# Work to complete
Search the data for the string "Read" and extract every line where it appears.

# Records for this exercise
= = = = =
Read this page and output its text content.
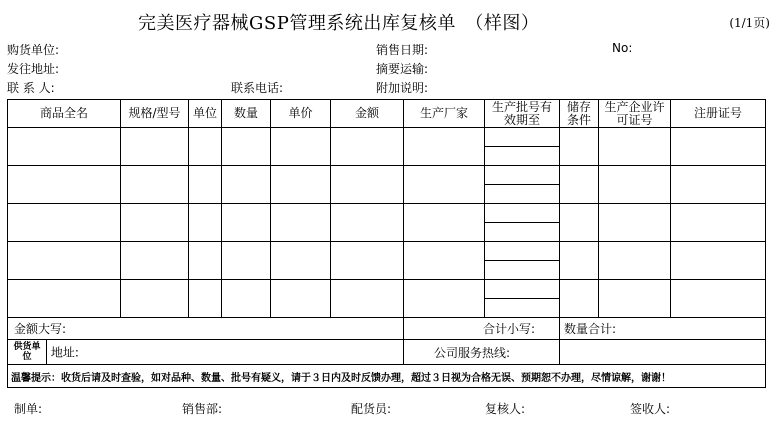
完美医疗器械GSP管理系统出库复核单　（样图）	(1/1页)
购货单位:
发往地址:
联 系 人:	联系电话:
销售日期:
摘要运输:
附加说明:
No:
商品全名	规格/型号	单位	数量	单价	金额	生产厂家	生产批号有效期至	储存条件	生产企业许可证号	注册证号

金额大写:						合计小写:		数量合计:		
供货单位 地址:						公司服务热线:				
温馨提示：收货后请及时查验，如对品种、数量、批号有疑义，请于３日内及时反馈办理，超过３日视为合格无误、预期恕不办理，尽情谅解，谢谢！										
制单:	销售部:	配货员:	复核人:	签收人:
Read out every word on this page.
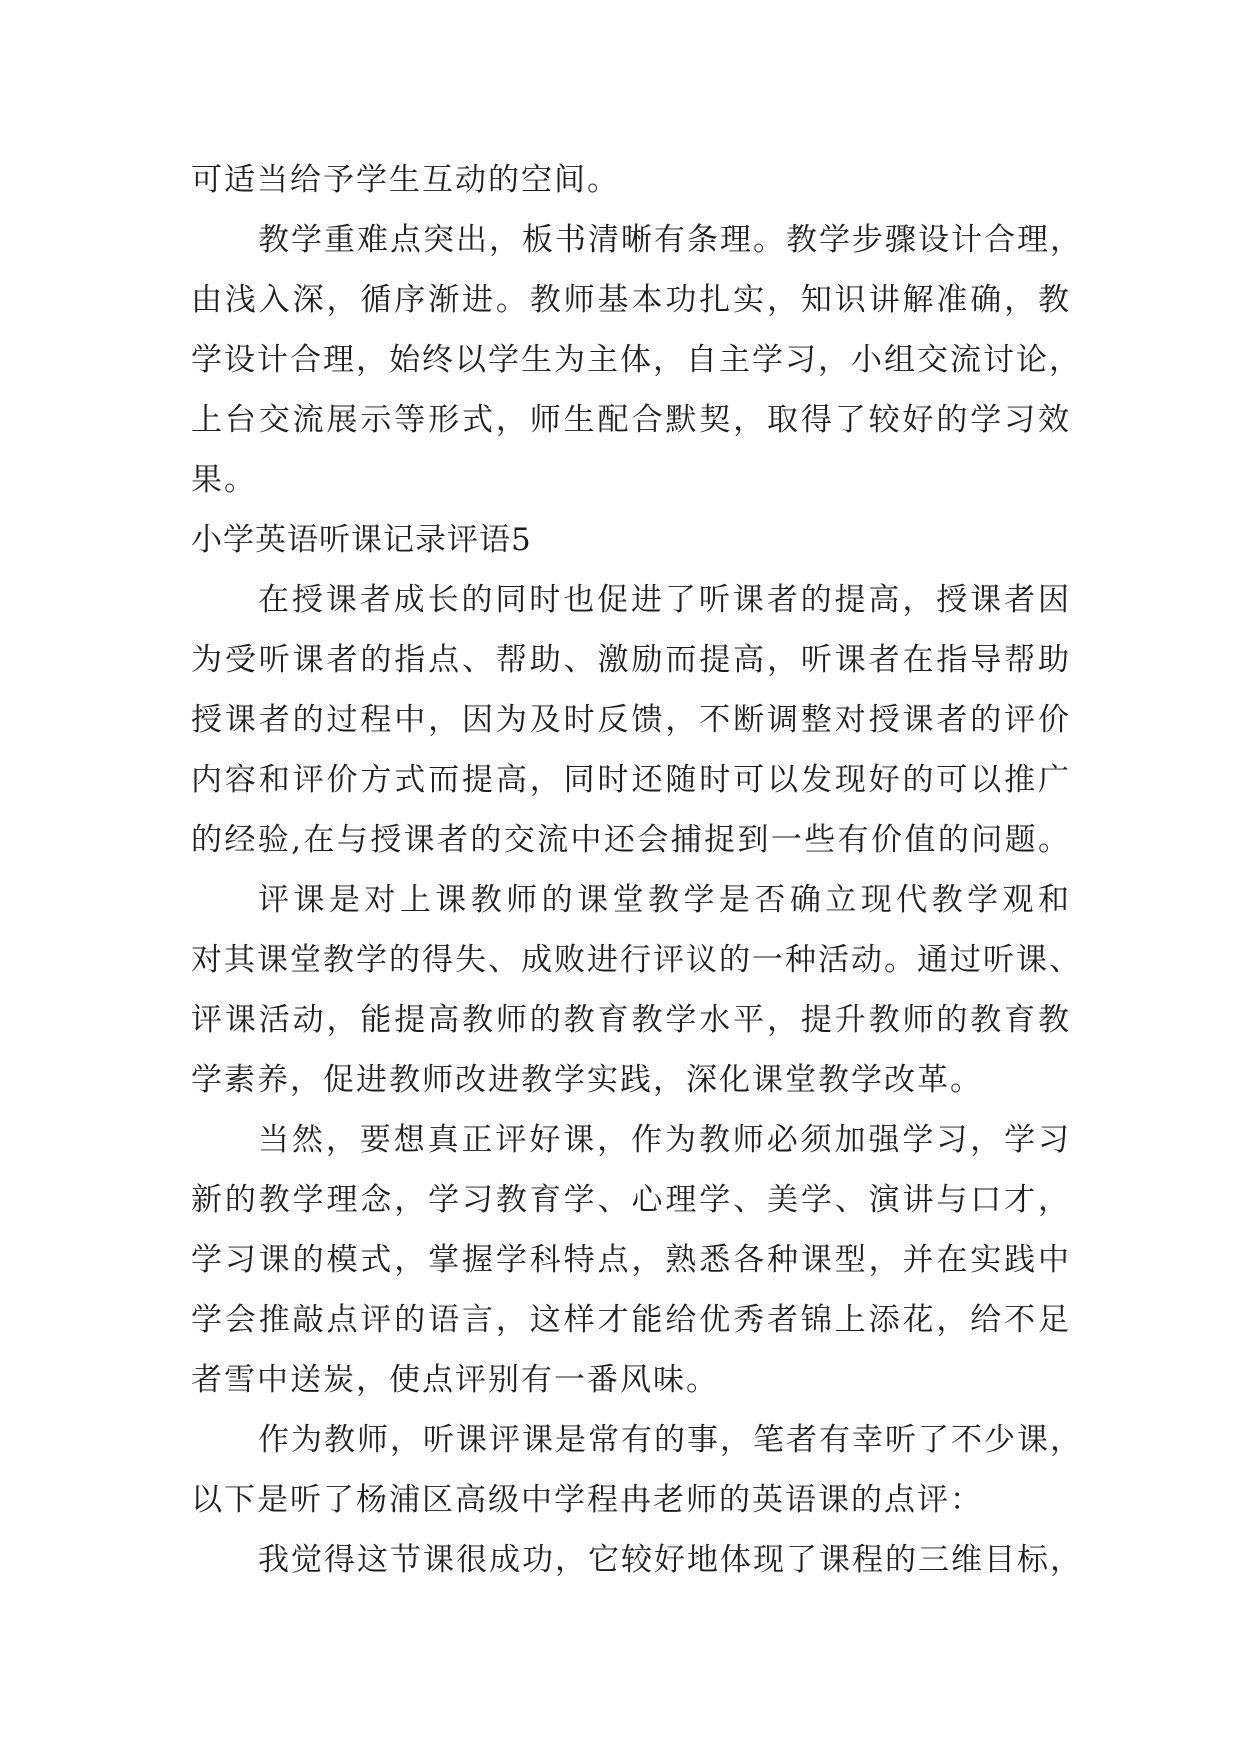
可适当给予学生互动的空间。
教学重难点突出，板书清晰有条理。教学步骤设计合理，
由浅入深，循序渐进。教师基本功扎实，知识讲解准确，教
学设计合理，始终以学生为主体，自主学习，小组交流讨论，
上台交流展示等形式，师生配合默契，取得了较好的学习效
果。
小学英语听课记录评语5
在授课者成长的同时也促进了听课者的提高，授课者因
为受听课者的指点、帮助、激励而提高，听课者在指导帮助
授课者的过程中，因为及时反馈，不断调整对授课者的评价
内容和评价方式而提高，同时还随时可以发现好的可以推广
的经验,在与授课者的交流中还会捕捉到一些有价值的问题。
评课是对上课教师的课堂教学是否确立现代教学观和
对其课堂教学的得失、成败进行评议的一种活动。通过听课、
评课活动，能提高教师的教育教学水平，提升教师的教育教
学素养，促进教师改进教学实践，深化课堂教学改革。
当然，要想真正评好课，作为教师必须加强学习，学习
新的教学理念，学习教育学、心理学、美学、演讲与口才，
学习课的模式，掌握学科特点，熟悉各种课型，并在实践中
学会推敲点评的语言，这样才能给优秀者锦上添花，给不足
者雪中送炭，使点评别有一番风味。
作为教师，听课评课是常有的事，笔者有幸听了不少课，
以下是听了杨浦区高级中学程冉老师的英语课的点评：
我觉得这节课很成功，它较好地体现了课程的三维目标，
= = = = =
# Answer to the task
Read this page and output its text content.
Read out every word on this page.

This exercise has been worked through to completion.